◆ **Exercise prompt**
Write out the whole listing, matching it exactly.

◆ **Supplied data**
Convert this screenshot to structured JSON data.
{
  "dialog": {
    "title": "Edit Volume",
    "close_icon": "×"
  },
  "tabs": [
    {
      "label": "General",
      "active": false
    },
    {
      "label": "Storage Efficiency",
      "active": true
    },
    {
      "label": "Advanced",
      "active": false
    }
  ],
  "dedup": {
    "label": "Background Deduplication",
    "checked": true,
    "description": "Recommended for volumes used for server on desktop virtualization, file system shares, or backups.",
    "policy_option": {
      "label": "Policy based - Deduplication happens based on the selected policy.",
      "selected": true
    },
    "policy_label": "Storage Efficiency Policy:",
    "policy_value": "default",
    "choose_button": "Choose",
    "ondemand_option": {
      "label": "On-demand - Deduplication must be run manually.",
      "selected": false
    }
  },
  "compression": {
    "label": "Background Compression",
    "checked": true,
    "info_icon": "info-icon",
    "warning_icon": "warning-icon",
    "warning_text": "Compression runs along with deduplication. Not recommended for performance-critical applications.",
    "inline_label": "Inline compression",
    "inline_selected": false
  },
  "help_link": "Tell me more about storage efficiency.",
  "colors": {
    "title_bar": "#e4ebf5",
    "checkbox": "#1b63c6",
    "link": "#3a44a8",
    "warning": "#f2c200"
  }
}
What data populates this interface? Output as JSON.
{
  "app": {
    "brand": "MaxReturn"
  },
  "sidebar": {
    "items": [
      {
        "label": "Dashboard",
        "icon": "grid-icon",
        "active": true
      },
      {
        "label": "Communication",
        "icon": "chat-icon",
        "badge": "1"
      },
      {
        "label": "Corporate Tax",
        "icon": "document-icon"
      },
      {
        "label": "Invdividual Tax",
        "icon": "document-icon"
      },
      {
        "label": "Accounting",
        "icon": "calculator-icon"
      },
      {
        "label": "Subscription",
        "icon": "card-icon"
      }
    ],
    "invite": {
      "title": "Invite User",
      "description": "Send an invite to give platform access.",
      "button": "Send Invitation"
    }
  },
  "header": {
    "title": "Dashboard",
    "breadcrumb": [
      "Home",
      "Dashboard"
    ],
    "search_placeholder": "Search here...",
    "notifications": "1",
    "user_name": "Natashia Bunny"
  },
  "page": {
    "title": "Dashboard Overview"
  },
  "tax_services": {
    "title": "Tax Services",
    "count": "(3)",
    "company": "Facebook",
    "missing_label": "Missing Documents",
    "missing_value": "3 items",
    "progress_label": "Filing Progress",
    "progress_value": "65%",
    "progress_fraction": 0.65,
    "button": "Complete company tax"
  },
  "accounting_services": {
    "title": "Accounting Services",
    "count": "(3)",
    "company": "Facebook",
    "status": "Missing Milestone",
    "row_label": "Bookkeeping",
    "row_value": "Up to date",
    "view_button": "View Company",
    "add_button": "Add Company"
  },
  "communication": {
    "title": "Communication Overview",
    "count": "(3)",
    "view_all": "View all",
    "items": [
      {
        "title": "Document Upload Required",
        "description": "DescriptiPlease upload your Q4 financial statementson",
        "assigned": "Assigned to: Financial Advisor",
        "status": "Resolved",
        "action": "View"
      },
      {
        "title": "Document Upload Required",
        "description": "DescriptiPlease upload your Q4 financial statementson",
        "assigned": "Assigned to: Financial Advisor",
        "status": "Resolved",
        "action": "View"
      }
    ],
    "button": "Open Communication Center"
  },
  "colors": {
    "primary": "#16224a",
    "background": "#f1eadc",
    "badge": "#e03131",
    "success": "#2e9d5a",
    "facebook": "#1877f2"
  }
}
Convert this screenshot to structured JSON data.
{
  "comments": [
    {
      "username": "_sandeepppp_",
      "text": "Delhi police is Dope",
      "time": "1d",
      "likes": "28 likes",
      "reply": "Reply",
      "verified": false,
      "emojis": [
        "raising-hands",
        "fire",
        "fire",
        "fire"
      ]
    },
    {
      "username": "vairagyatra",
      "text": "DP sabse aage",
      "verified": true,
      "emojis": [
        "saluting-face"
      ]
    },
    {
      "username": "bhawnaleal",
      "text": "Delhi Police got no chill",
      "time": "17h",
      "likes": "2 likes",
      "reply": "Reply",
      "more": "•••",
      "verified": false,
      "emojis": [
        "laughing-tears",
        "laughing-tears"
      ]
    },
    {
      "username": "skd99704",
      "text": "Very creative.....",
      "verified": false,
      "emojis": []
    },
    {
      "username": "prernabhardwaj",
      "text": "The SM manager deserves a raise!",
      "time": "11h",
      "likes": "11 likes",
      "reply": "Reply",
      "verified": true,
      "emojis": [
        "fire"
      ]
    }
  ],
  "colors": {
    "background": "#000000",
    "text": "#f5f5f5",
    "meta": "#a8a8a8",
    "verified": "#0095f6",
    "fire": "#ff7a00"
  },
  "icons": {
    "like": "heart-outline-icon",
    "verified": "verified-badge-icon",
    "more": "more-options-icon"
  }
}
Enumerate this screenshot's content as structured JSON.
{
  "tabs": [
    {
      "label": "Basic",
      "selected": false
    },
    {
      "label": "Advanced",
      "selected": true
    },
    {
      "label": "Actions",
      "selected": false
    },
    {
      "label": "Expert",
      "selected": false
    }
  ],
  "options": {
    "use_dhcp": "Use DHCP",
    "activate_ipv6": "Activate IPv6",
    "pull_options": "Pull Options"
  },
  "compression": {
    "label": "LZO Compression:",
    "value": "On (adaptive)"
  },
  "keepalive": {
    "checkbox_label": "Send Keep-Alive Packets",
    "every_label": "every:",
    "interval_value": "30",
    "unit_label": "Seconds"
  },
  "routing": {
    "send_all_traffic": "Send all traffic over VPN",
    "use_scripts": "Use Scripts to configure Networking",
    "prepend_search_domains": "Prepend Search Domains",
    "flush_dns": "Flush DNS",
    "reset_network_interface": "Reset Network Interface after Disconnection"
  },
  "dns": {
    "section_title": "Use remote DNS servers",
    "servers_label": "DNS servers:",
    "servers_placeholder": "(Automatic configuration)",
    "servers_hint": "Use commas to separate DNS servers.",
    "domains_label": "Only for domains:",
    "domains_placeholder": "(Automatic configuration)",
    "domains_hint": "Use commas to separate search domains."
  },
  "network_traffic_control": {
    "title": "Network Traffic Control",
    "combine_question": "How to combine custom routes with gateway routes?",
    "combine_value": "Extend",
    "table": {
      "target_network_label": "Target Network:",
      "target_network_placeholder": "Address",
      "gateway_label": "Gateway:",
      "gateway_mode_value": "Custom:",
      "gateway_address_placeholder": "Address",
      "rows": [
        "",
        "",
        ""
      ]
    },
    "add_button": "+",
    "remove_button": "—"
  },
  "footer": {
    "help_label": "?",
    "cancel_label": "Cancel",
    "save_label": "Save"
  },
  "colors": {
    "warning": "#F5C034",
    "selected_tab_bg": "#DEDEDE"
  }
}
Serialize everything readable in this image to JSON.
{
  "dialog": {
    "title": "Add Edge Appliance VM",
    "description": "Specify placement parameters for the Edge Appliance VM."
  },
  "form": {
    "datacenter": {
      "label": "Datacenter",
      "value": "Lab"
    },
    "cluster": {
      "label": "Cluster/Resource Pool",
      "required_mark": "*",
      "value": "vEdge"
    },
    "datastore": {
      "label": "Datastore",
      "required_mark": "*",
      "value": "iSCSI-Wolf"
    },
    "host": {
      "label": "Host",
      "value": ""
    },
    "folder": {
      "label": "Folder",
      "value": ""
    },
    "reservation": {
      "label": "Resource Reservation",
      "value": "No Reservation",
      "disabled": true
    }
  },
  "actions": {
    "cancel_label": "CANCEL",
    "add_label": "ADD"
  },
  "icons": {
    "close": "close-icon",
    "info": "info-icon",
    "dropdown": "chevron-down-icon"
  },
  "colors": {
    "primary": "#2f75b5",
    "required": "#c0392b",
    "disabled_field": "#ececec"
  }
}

◆ **Exercise answer**
Convert this screenshot to structured JSON data.
{
  "dialog": {
    "title": "Edit Volume",
    "close_icon": "×"
  },
  "tabs": [
    {
      "label": "General",
      "active": false
    },
    {
      "label": "Storage Efficiency",
      "active": true
    },
    {
      "label": "Advanced",
      "active": false
    }
  ],
  "dedup": {
    "label": "Background Deduplication",
    "checked": true,
    "description": "Recommended for volumes used for server on desktop virtualization, file system shares, or backups.",
    "policy_option": {
      "label": "Policy based - Deduplication happens based on the selected policy.",
      "selected": true
    },
    "policy_label": "Storage Efficiency Policy:",
    "policy_value": "default",
    "choose_button": "Choose",
    "ondemand_option": {
      "label": "On-demand - Deduplication must be run manually.",
      "selected": false
    }
  },
  "compression": {
    "label": "Background Compression",
    "checked": true,
    "info_icon": "info-icon",
    "warning_icon": "warning-icon",
    "warning_text": "Compression runs along with deduplication. Not recommended for performance-critical applications.",
    "inline_label": "Inline compression",
    "inline_selected": false
  },
  "help_link": "Tell me more about storage efficiency.",
  "colors": {
    "title_bar": "#e4ebf5",
    "checkbox": "#1b63c6",
    "link": "#3a44a8",
    "warning": "#f2c200"
  }
}
What data populates this interface? Output as JSON.
{
  "app": {
    "brand": "MaxReturn"
  },
  "sidebar": {
    "items": [
      {
        "label": "Dashboard",
        "icon": "grid-icon",
        "active": true
      },
      {
        "label": "Communication",
        "icon": "chat-icon",
        "badge": "1"
      },
      {
        "label": "Corporate Tax",
        "icon": "document-icon"
      },
      {
        "label": "Invdividual Tax",
        "icon": "document-icon"
      },
      {
        "label": "Accounting",
        "icon": "calculator-icon"
      },
      {
        "label": "Subscription",
        "icon": "card-icon"
      }
    ],
    "invite": {
      "title": "Invite User",
      "description": "Send an invite to give platform access.",
      "button": "Send Invitation"
    }
  },
  "header": {
    "title": "Dashboard",
    "breadcrumb": [
      "Home",
      "Dashboard"
    ],
    "search_placeholder": "Search here...",
    "notifications": "1",
    "user_name": "Natashia Bunny"
  },
  "page": {
    "title": "Dashboard Overview"
  },
  "tax_services": {
    "title": "Tax Services",
    "count": "(3)",
    "company": "Facebook",
    "missing_label": "Missing Documents",
    "missing_value": "3 items",
    "progress_label": "Filing Progress",
    "progress_value": "65%",
    "progress_fraction": 0.65,
    "button": "Complete company tax"
  },
  "accounting_services": {
    "title": "Accounting Services",
    "count": "(3)",
    "company": "Facebook",
    "status": "Missing Milestone",
    "row_label": "Bookkeeping",
    "row_value": "Up to date",
    "view_button": "View Company",
    "add_button": "Add Company"
  },
  "communication": {
    "title": "Communication Overview",
    "count": "(3)",
    "view_all": "View all",
    "items": [
      {
        "title": "Document Upload Required",
        "description": "DescriptiPlease upload your Q4 financial statementson",
        "assigned": "Assigned to: Financial Advisor",
        "status": "Resolved",
        "action": "View"
      },
      {
        "title": "Document Upload Required",
        "description": "DescriptiPlease upload your Q4 financial statementson",
        "assigned": "Assigned to: Financial Advisor",
        "status": "Resolved",
        "action": "View"
      }
    ],
    "button": "Open Communication Center"
  },
  "colors": {
    "primary": "#16224a",
    "background": "#f1eadc",
    "badge": "#e03131",
    "success": "#2e9d5a",
    "facebook": "#1877f2"
  }
}
Convert this screenshot to structured JSON data.
{
  "comments": [
    {
      "username": "_sandeepppp_",
      "text": "Delhi police is Dope",
      "time": "1d",
      "likes": "28 likes",
      "reply": "Reply",
      "verified": false,
      "emojis": [
        "raising-hands",
        "fire",
        "fire",
        "fire"
      ]
    },
    {
      "username": "vairagyatra",
      "text": "DP sabse aage",
      "verified": true,
      "emojis": [
        "saluting-face"
      ]
    },
    {
      "username": "bhawnaleal",
      "text": "Delhi Police got no chill",
      "time": "17h",
      "likes": "2 likes",
      "reply": "Reply",
      "more": "•••",
      "verified": false,
      "emojis": [
        "laughing-tears",
        "laughing-tears"
      ]
    },
    {
      "username": "skd99704",
      "text": "Very creative.....",
      "verified": false,
      "emojis": []
    },
    {
      "username": "prernabhardwaj",
      "text": "The SM manager deserves a raise!",
      "time": "11h",
      "likes": "11 likes",
      "reply": "Reply",
      "verified": true,
      "emojis": [
        "fire"
      ]
    }
  ],
  "colors": {
    "background": "#000000",
    "text": "#f5f5f5",
    "meta": "#a8a8a8",
    "verified": "#0095f6",
    "fire": "#ff7a00"
  },
  "icons": {
    "like": "heart-outline-icon",
    "verified": "verified-badge-icon",
    "more": "more-options-icon"
  }
}
Enumerate this screenshot's content as structured JSON.
{
  "tabs": [
    {
      "label": "Basic",
      "selected": false
    },
    {
      "label": "Advanced",
      "selected": true
    },
    {
      "label": "Actions",
      "selected": false
    },
    {
      "label": "Expert",
      "selected": false
    }
  ],
  "options": {
    "use_dhcp": "Use DHCP",
    "activate_ipv6": "Activate IPv6",
    "pull_options": "Pull Options"
  },
  "compression": {
    "label": "LZO Compression:",
    "value": "On (adaptive)"
  },
  "keepalive": {
    "checkbox_label": "Send Keep-Alive Packets",
    "every_label": "every:",
    "interval_value": "30",
    "unit_label": "Seconds"
  },
  "routing": {
    "send_all_traffic": "Send all traffic over VPN",
    "use_scripts": "Use Scripts to configure Networking",
    "prepend_search_domains": "Prepend Search Domains",
    "flush_dns": "Flush DNS",
    "reset_network_interface": "Reset Network Interface after Disconnection"
  },
  "dns": {
    "section_title": "Use remote DNS servers",
    "servers_label": "DNS servers:",
    "servers_placeholder": "(Automatic configuration)",
    "servers_hint": "Use commas to separate DNS servers.",
    "domains_label": "Only for domains:",
    "domains_placeholder": "(Automatic configuration)",
    "domains_hint": "Use commas to separate search domains."
  },
  "network_traffic_control": {
    "title": "Network Traffic Control",
    "combine_question": "How to combine custom routes with gateway routes?",
    "combine_value": "Extend",
    "table": {
      "target_network_label": "Target Network:",
      "target_network_placeholder": "Address",
      "gateway_label": "Gateway:",
      "gateway_mode_value": "Custom:",
      "gateway_address_placeholder": "Address",
      "rows": [
        "",
        "",
        ""
      ]
    },
    "add_button": "+",
    "remove_button": "—"
  },
  "footer": {
    "help_label": "?",
    "cancel_label": "Cancel",
    "save_label": "Save"
  },
  "colors": {
    "warning": "#F5C034",
    "selected_tab_bg": "#DEDEDE"
  }
}
Serialize everything readable in this image to JSON.
{
  "dialog": {
    "title": "Add Edge Appliance VM",
    "description": "Specify placement parameters for the Edge Appliance VM."
  },
  "form": {
    "datacenter": {
      "label": "Datacenter",
      "value": "Lab"
    },
    "cluster": {
      "label": "Cluster/Resource Pool",
      "required_mark": "*",
      "value": "vEdge"
    },
    "datastore": {
      "label": "Datastore",
      "required_mark": "*",
      "value": "iSCSI-Wolf"
    },
    "host": {
      "label": "Host",
      "value": ""
    },
    "folder": {
      "label": "Folder",
      "value": ""
    },
    "reservation": {
      "label": "Resource Reservation",
      "value": "No Reservation",
      "disabled": true
    }
  },
  "actions": {
    "cancel_label": "CANCEL",
    "add_label": "ADD"
  },
  "icons": {
    "close": "close-icon",
    "info": "info-icon",
    "dropdown": "chevron-down-icon"
  },
  "colors": {
    "primary": "#2f75b5",
    "required": "#c0392b",
    "disabled_field": "#ececec"
  }
}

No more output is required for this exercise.